__What you should do__: Of all the lines in the material, how many contain the word "Anillo"? State the number alone.

Stored entries:
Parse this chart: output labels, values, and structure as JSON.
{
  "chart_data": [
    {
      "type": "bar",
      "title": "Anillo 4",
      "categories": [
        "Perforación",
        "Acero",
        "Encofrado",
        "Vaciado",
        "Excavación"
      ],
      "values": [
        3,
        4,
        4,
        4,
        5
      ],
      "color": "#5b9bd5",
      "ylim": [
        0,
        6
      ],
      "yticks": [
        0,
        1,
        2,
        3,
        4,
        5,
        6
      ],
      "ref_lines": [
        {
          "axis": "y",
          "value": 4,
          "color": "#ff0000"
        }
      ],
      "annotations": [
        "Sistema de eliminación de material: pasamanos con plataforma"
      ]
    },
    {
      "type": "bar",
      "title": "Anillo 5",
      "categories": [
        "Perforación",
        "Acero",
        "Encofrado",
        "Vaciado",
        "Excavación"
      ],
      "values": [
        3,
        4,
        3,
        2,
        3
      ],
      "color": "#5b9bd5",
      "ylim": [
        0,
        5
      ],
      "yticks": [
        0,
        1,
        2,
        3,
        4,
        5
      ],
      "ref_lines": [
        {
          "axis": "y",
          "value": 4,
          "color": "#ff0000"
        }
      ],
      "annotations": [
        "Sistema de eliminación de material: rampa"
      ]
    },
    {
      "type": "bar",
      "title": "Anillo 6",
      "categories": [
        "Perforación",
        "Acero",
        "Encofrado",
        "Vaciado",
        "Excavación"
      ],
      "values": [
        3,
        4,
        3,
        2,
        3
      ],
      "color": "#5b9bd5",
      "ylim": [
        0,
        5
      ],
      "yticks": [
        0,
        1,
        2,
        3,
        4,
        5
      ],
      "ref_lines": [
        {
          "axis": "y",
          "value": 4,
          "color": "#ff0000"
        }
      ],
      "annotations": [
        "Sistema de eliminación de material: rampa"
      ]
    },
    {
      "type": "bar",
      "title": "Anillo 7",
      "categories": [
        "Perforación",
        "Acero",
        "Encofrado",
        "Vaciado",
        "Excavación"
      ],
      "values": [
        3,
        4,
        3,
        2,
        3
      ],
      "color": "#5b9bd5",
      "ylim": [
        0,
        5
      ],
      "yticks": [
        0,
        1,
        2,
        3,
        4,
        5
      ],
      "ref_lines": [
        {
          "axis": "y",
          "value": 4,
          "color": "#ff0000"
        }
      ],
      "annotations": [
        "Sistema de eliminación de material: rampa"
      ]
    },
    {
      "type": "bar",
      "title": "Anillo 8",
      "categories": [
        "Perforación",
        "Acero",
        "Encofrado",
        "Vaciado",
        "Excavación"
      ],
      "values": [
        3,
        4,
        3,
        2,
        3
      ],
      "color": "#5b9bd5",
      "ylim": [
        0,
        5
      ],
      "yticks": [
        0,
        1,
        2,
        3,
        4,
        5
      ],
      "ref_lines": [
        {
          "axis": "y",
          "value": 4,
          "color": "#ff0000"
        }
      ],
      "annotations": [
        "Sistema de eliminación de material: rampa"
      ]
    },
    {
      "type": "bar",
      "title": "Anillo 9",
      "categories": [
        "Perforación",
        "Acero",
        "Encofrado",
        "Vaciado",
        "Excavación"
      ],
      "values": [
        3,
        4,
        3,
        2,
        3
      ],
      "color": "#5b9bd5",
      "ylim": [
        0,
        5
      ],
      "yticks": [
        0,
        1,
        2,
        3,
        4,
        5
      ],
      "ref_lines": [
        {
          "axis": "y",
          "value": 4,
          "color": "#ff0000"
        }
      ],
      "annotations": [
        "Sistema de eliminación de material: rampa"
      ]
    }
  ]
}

__Written answer__: 6